Recorded data
╔══

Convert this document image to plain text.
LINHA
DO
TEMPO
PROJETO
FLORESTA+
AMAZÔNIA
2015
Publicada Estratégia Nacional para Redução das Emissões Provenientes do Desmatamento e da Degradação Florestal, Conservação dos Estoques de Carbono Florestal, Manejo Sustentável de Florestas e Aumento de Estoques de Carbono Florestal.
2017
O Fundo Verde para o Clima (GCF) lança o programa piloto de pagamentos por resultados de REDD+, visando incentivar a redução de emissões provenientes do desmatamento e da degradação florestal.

╚══

= TO DO =
The entries above must be returned exactly.

= EXERCISE OUTPUT =
Convert this document image to plain text.
LINHA
DO
TEMPO
PROJETO
FLORESTA+
AMAZÔNIA
2015
Publicada Estratégia Nacional para Redução das Emissões Provenientes do Desmatamento e da Degradação Florestal, Conservação dos Estoques de Carbono Florestal, Manejo Sustentável de Florestas e Aumento de Estoques de Carbono Florestal.
2017
O Fundo Verde para o Clima (GCF) lança o programa piloto de pagamentos por resultados de REDD+, visando incentivar a redução de emissões provenientes do desmatamento e da degradação florestal.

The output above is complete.